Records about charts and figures
################

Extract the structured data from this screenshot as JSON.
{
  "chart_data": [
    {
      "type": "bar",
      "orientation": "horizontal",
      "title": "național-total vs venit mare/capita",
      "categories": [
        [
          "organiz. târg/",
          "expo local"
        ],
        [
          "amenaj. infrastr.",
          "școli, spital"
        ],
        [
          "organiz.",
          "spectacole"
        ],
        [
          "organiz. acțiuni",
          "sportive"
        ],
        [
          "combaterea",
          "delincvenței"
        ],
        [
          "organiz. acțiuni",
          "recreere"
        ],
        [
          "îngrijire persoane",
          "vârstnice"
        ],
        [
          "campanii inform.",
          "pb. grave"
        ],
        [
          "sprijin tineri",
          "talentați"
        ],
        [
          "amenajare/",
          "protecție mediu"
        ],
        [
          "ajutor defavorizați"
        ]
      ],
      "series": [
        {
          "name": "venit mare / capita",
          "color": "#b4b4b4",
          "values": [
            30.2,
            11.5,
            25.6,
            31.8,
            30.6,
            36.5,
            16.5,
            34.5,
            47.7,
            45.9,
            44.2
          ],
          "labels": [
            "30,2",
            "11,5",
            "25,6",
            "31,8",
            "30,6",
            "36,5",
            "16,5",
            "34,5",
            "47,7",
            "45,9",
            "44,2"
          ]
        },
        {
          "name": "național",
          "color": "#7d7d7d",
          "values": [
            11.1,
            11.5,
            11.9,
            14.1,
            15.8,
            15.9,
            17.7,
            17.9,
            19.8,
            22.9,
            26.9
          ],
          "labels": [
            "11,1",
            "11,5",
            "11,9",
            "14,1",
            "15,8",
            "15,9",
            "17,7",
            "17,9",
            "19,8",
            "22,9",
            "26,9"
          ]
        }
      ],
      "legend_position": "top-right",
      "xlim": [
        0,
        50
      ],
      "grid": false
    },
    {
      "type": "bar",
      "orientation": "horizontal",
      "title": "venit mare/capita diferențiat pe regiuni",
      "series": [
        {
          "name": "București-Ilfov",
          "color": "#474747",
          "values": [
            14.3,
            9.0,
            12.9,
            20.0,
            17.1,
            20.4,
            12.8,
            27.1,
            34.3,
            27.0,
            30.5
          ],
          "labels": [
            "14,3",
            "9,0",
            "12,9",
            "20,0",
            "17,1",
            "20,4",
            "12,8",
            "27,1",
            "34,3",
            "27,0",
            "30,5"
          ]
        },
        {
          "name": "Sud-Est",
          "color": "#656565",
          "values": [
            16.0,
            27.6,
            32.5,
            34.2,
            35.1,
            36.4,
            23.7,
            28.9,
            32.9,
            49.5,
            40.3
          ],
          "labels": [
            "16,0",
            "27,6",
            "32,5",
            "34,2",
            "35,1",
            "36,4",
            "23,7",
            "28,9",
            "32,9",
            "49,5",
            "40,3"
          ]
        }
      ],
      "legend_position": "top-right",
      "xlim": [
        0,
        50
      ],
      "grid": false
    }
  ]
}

################

• _Work to be completed_: From the entries above, copy every line containing the word "capita".

• _Result of the exercise_:
      "title": "național-total vs venit mare/capita",
          "name": "venit mare / capita",
      "title": "venit mare/capita diferențiat pe regiuni",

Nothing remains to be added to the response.